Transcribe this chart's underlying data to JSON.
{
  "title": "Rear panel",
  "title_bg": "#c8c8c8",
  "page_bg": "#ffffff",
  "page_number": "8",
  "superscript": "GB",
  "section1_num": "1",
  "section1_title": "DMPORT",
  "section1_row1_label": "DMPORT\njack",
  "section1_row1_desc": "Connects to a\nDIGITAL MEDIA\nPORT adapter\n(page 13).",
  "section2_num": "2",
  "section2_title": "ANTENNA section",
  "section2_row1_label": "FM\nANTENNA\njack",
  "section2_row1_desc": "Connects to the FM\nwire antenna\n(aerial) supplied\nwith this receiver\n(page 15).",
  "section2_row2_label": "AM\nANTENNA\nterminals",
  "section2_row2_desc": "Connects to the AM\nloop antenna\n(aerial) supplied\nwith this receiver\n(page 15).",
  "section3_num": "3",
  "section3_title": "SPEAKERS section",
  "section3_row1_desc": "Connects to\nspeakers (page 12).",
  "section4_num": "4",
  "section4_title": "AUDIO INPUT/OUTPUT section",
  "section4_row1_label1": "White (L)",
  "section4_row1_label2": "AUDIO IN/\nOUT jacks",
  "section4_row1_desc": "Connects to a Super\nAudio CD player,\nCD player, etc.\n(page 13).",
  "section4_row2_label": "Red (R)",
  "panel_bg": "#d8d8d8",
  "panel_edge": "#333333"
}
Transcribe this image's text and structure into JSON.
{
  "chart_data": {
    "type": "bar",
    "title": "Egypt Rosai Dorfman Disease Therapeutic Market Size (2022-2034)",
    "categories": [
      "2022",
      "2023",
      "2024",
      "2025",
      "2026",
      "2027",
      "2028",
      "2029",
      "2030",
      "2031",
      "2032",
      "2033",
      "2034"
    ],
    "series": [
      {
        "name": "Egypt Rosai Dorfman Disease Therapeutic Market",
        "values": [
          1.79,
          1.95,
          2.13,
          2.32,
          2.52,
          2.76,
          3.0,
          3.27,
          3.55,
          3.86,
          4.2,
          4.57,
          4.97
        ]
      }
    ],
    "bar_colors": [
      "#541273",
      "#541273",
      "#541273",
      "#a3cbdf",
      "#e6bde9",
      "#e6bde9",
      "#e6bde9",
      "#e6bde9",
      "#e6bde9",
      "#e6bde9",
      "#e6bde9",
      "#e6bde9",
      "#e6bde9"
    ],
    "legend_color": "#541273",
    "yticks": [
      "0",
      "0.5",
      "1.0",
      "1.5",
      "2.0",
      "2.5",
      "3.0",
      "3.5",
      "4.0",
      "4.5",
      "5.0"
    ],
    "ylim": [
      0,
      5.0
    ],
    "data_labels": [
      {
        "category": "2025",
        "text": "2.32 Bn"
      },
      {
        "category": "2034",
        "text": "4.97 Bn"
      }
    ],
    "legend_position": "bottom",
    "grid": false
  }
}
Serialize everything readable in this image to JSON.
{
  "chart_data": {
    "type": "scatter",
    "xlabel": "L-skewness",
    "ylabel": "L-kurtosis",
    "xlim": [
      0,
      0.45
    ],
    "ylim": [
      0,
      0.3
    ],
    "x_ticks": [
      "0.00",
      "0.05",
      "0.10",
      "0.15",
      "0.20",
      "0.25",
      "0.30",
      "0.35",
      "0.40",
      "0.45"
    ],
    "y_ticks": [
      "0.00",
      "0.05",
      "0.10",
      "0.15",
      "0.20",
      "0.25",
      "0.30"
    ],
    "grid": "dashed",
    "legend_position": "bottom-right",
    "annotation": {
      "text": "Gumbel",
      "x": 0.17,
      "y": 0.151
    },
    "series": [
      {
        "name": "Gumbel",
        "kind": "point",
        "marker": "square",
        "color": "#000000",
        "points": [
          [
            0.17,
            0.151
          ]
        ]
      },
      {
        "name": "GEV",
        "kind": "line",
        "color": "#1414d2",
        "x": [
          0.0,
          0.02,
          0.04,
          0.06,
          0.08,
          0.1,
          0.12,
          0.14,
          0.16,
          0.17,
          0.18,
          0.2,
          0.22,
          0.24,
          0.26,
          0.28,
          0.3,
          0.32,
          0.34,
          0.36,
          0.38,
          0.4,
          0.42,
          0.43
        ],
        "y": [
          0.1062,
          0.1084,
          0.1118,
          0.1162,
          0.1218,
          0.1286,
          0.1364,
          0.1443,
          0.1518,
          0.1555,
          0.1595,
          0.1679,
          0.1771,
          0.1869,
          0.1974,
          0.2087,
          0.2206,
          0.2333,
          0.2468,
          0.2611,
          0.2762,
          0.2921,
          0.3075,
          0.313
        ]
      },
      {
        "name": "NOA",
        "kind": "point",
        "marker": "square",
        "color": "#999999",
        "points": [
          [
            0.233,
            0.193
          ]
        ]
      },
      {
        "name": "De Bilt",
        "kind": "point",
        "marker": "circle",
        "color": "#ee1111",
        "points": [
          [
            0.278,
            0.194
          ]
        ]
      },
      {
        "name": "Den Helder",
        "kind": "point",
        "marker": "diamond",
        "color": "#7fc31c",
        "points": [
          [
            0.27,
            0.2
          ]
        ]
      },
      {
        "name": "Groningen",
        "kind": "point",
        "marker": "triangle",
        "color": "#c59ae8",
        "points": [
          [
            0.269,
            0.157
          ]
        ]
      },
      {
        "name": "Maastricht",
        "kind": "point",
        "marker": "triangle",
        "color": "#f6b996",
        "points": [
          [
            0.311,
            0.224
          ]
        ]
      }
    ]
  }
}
* * *
● **Task prompt**: Select every line where the word "JSON" occurs.

● **Final result**:
Transcribe this chart's underlying data to JSON.
Transcribe this image's text and structure into JSON.
Serialize everything readable in this image to JSON.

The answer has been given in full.